Task directions:
Give the number of lines containing the word "wydania" and nothing more.

Records from a data collection:
▶

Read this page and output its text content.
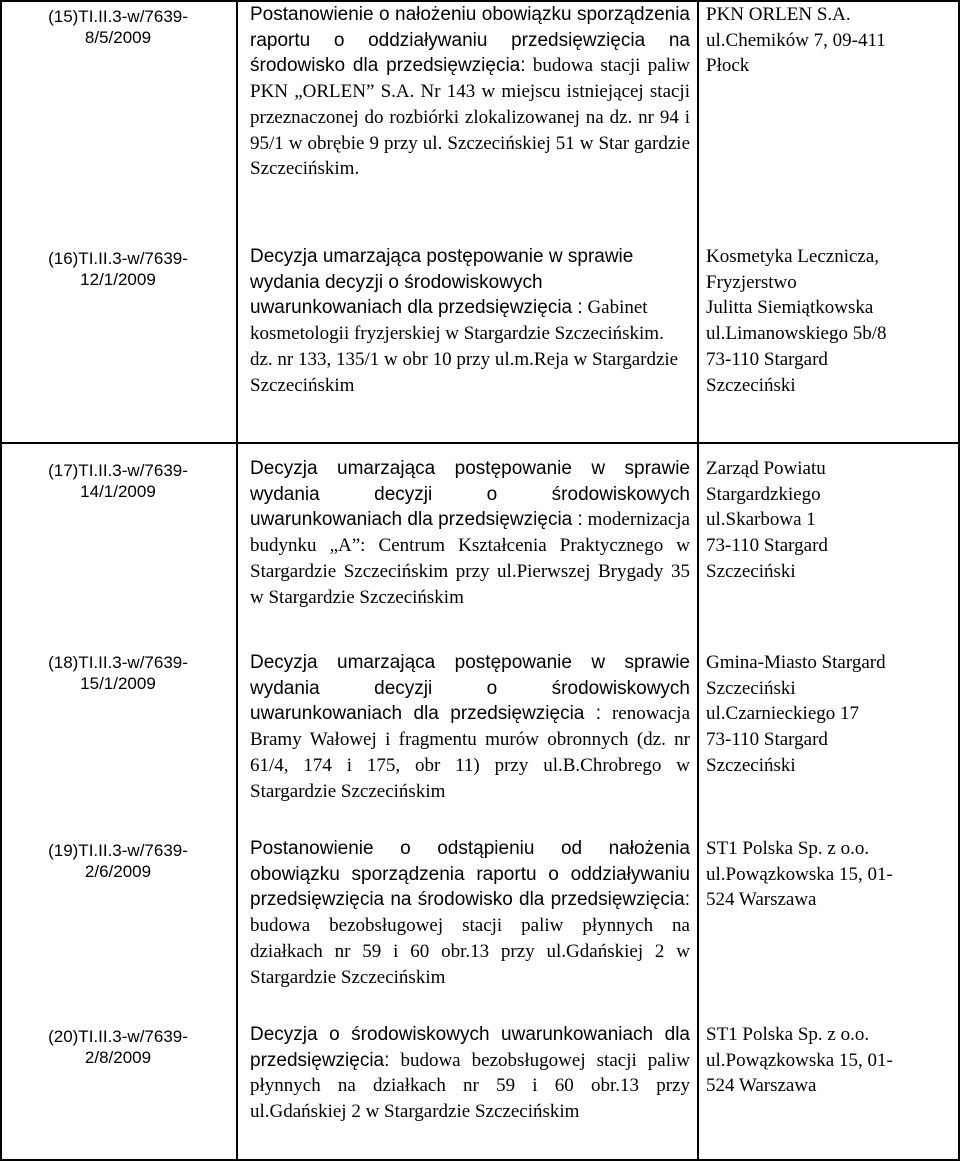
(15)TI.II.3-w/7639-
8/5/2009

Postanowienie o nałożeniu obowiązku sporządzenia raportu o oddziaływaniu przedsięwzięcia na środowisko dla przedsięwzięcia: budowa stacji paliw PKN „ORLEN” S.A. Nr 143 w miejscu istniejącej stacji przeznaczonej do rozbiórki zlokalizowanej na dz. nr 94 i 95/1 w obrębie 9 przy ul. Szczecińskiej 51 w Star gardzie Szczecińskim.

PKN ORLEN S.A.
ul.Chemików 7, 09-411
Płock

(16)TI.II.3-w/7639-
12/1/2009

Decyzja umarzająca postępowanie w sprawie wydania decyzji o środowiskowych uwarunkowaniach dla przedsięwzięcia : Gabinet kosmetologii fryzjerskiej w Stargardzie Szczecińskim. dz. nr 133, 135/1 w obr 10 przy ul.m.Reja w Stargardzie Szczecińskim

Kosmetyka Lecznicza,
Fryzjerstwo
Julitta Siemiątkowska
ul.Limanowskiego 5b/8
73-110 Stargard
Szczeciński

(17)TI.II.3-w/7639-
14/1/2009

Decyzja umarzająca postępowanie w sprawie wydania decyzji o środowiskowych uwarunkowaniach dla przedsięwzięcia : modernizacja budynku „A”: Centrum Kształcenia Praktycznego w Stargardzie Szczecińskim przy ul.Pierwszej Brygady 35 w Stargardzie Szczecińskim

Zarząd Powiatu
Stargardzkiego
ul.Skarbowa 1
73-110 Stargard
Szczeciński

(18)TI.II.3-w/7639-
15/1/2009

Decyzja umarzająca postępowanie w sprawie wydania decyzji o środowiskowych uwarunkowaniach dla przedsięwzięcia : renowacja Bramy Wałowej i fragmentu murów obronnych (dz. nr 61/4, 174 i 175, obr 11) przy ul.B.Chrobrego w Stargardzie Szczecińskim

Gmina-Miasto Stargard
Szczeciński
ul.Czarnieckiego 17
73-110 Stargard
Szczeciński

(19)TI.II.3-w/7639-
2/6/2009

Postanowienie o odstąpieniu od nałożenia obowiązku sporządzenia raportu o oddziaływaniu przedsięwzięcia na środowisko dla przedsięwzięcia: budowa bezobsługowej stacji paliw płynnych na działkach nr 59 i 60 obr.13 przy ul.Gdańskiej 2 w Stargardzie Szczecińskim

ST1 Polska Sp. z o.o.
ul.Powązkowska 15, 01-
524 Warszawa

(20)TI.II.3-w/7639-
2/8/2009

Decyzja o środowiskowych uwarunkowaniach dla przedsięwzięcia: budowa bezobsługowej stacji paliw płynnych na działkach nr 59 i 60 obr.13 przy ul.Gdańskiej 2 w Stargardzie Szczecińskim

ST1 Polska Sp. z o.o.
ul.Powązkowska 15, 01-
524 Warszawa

◀

Solution to the exercise:
3